**Required work**.
• A. In the book review, swap "scarf-wearing" for "hat-wearing" and write out the part that opens with the words containing "The Unit is" and closes with "attention as a book.".
• B. Write the next part of the book review, starting after its last sentence.

**Document extract**.
::::
The Unit is led by Bryant: an eccentric, ostentatiously intuitive, tactless, scarf-wearing, driven twenty-two-year-old who is more comfortable with exotic books than with ordinary people. His newly-hired first-day-on-the-job side-kick is the enthusiastic, scientifically-minded, charming, good-looking nineteen-year-old May, brought in as a detective despite his lack of experience because all the experienced people have left to fight the Germans.

The overall effect was that of a frenetic young "Dr Who" meeting "Endeavour".

I liked the spirit of it. It would make great television. It didn't hold my attention as a book.

The opening, in London in the 1990s when Bryant and May are still serving officers although they are both beyond the normal retirement age, didn't quite work for me. It asked me to care too much about characters I'd barely met. I had no context and so didn't get the emotional impact of the devastating fire-bomb.

Once the story flipped to London during the Blitz it hit its stride. The writing was strong on visuals, a little predictable on dialogue and way out there on the weirdness of plot.
::::
**Material**.
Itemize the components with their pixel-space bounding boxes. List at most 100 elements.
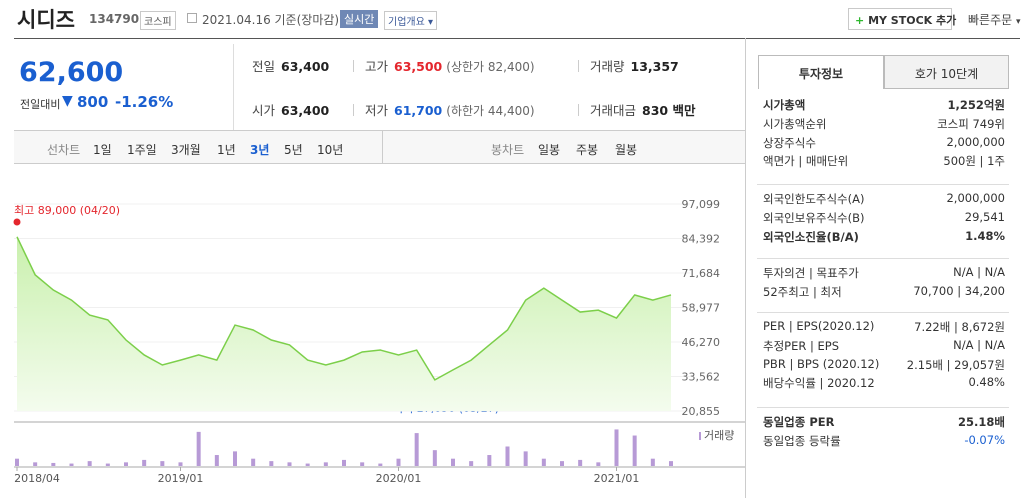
::::
**Answers given**.
• A.
The Unit is led by Bryant: an eccentric, ostentatiously intuitive, tactless, hat-wearing, driven twenty-two-year-old who is more comfortable with exotic books than with ordinary people. His newly-hired first-day-on-the-job side-kick is the enthusiastic, scientifically-minded, charming, good-looking nineteen-year-old May, brought in as a detective despite his lack of experience because all the experienced people have left to fight the Germans.

The overall effect was that of a frenetic young "Dr Who" meeting "Endeavour".

I liked the spirit of it. It would make great television. It didn't hold my attention as a book.

• B.
The problem I had was that this retrospective visit to London felt a little too cosy and too nostalgic, a feeling that was amplified by the "Mystique of the Theatre" riff. The murder was surprisingly gruesome but carried little emotional impact.

I abandoned the book when my irritation with the changing points of view, sliding timelines and self-consciously look-how-clever-but-quaint-we-were-back-then technology innovations overwhelmed my interest in who had what to whom and why.

I'm sure many people will enjoy this. Maybe I'd have ridden with it more easily if there was an all-cast audio version but the text by itself didn't hold me.